[Start Data listing]

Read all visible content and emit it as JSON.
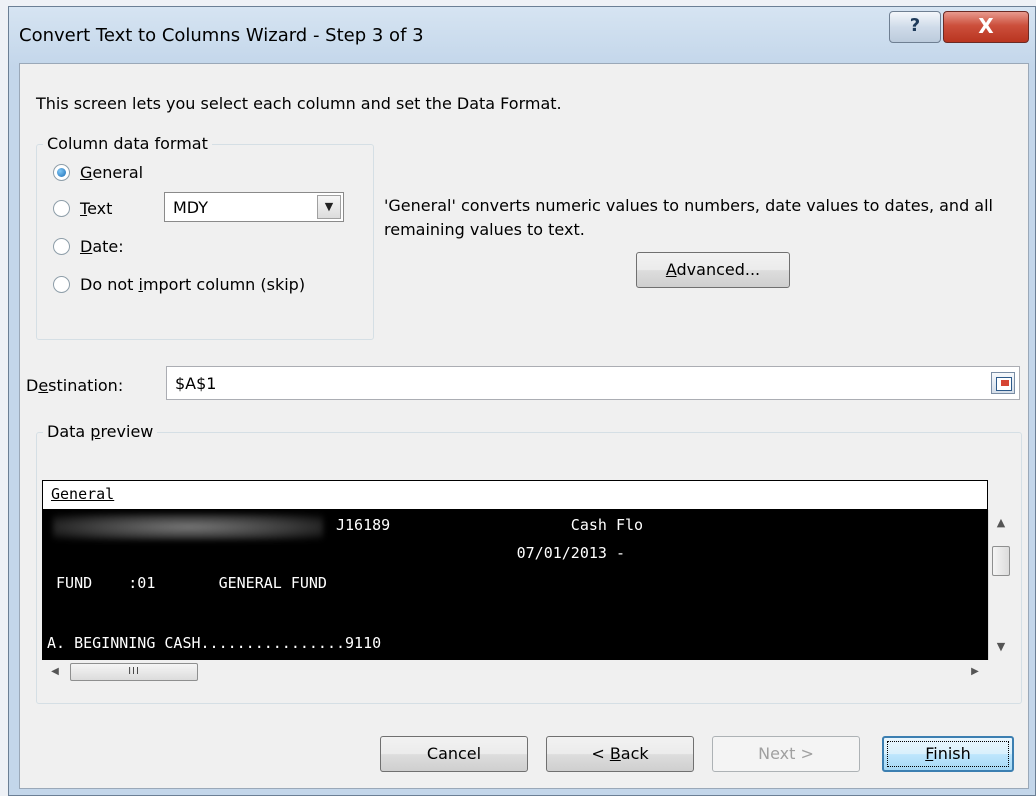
{
  "window": {
    "title": "Convert Text to Columns Wizard - Step 3 of 3",
    "help_label": "?",
    "close_label": "X"
  },
  "intro_text": "This screen lets you select each column and set the Data Format.",
  "column_format": {
    "group_label": "Column data format",
    "options": [
      {
        "prefix": "",
        "accel": "G",
        "suffix": "eneral",
        "checked": true
      },
      {
        "prefix": "",
        "accel": "T",
        "suffix": "ext",
        "checked": false
      },
      {
        "prefix": "",
        "accel": "D",
        "suffix": "ate:",
        "checked": false
      },
      {
        "prefix": "Do not ",
        "accel": "i",
        "suffix": "mport column (skip)",
        "checked": false
      }
    ],
    "date_value": "MDY"
  },
  "description": "'General' converts numeric values to numbers, date values to dates, and all remaining values to text.",
  "advanced_button": {
    "accel": "A",
    "rest": "dvanced..."
  },
  "destination": {
    "label_prefix": "D",
    "label_accel": "e",
    "label_suffix": "stination:",
    "value": "$A$1"
  },
  "preview": {
    "group_prefix": "Data ",
    "group_accel": "p",
    "group_suffix": "review",
    "column_header": "General",
    "rows": [
      "                                J16189                    Cash Flo",
      "                                                    07/01/2013 -",
      " FUND    :01       GENERAL FUND",
      "",
      "A. BEGINNING CASH................9110"
    ],
    "hscroll_thumb_label": "III"
  },
  "buttons": {
    "cancel": "Cancel",
    "back_prefix": "< ",
    "back_accel": "B",
    "back_suffix": "ack",
    "next": "Next >",
    "finish_accel": "F",
    "finish_suffix": "inish"
  }
}
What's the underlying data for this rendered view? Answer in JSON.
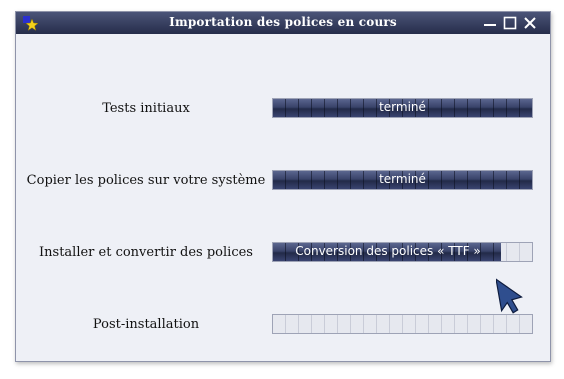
{
  "window": {
    "title": "Importation des polices en cours",
    "icon": "app-star-icon",
    "controls": [
      "minimize-icon",
      "maximize-icon",
      "close-icon"
    ]
  },
  "steps": [
    {
      "label": "Tests initiaux",
      "status_text": "terminé",
      "progress": 1.0
    },
    {
      "label": "Copier les polices sur votre système",
      "status_text": "terminé",
      "progress": 1.0
    },
    {
      "label": "Installer et convertir des polices",
      "status_text": "Conversion des polices « TTF »",
      "progress": 0.88
    },
    {
      "label": "Post-installation",
      "status_text": "",
      "progress": 0.0
    }
  ],
  "colors": {
    "titlebar": "#2f3658",
    "progress_fill": "#39436a",
    "window_bg": "#eef0f6",
    "cursor": "#2f4e8e"
  }
}
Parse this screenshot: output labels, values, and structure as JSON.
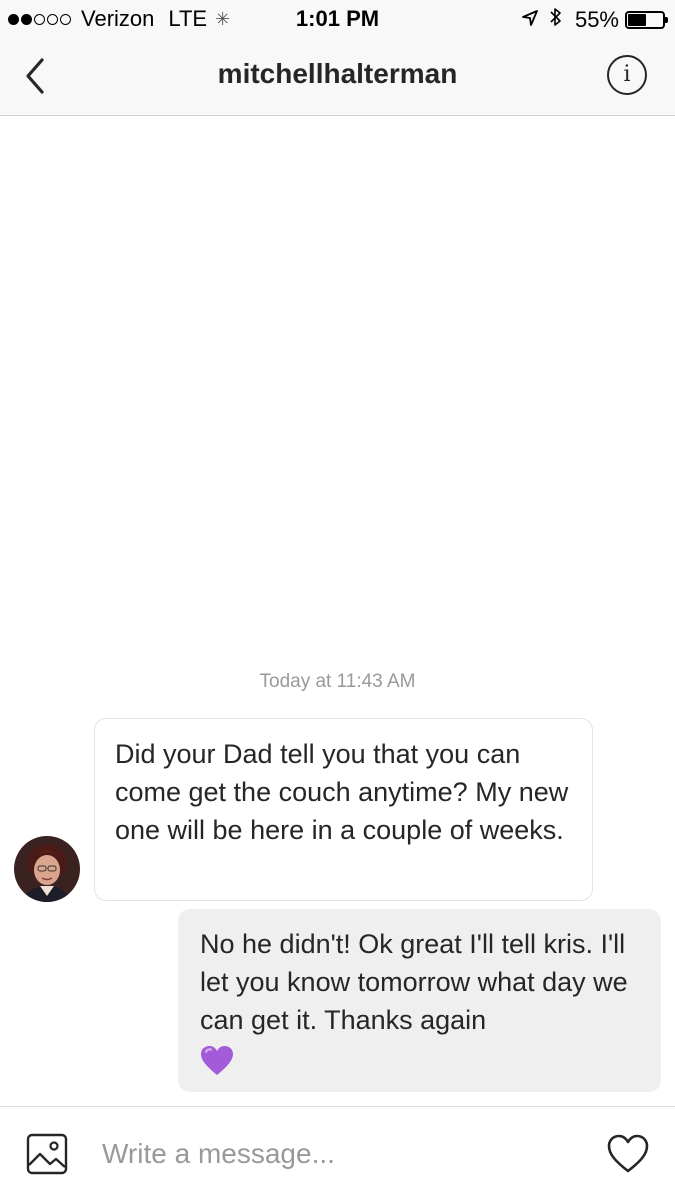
{
  "status_bar": {
    "carrier": "Verizon",
    "network": "LTE",
    "time": "1:01 PM",
    "battery_percent": "55%",
    "battery_level": 0.55,
    "signal_bars_filled": 2,
    "signal_bars_total": 5
  },
  "header": {
    "title": "mitchellhalterman",
    "info_icon": "info-icon",
    "back_icon": "chevron-left-icon"
  },
  "conversation": {
    "timestamp": "Today at 11:43 AM",
    "messages": [
      {
        "direction": "incoming",
        "text": "Did your Dad tell you that you can come get the couch anytime?  My new one will be here in a couple of weeks."
      },
      {
        "direction": "outgoing",
        "text": "No he didn't! Ok great I'll tell kris. I'll let you know tomorrow what day we can get it. Thanks again",
        "emoji": "purple-heart"
      }
    ]
  },
  "composer": {
    "placeholder": "Write a message...",
    "gallery_icon": "image-icon",
    "like_icon": "heart-icon"
  },
  "colors": {
    "accent_purple": "#a35bd9",
    "bubble_outgoing": "#efefef",
    "text": "#262626",
    "muted": "#999999"
  }
}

[End Data listing]

**What the exercise asks:** Find the line containing "Parse this screenshot: output" in the listing above. Please restate word for word that line through the last one, leaving out the pictures.

**Task response:**
Parse this screenshot: output labels, values, and structure as JSON.
{
  "status_bar": {
    "carrier": "Verizon",
    "network": "LTE",
    "time": "1:01 PM",
    "battery_percent": "55%",
    "battery_level": 0.55,
    "signal_bars_filled": 2,
    "signal_bars_total": 5
  },
  "header": {
    "title": "mitchellhalterman",
    "info_icon": "info-icon",
    "back_icon": "chevron-left-icon"
  },
  "conversation": {
    "timestamp": "Today at 11:43 AM",
    "messages": [
      {
        "direction": "incoming",
        "text": "Did your Dad tell you that you can come get the couch anytime?  My new one will be here in a couple of weeks."
      },
      {
        "direction": "outgoing",
        "text": "No he didn't! Ok great I'll tell kris. I'll let you know tomorrow what day we can get it. Thanks again",
        "emoji": "purple-heart"
      }
    ]
  },
  "composer": {
    "placeholder": "Write a message...",
    "gallery_icon": "image-icon",
    "like_icon": "heart-icon"
  },
  "colors": {
    "accent_purple": "#a35bd9",
    "bubble_outgoing": "#efefef",
    "text": "#262626",
    "muted": "#999999"
  }
}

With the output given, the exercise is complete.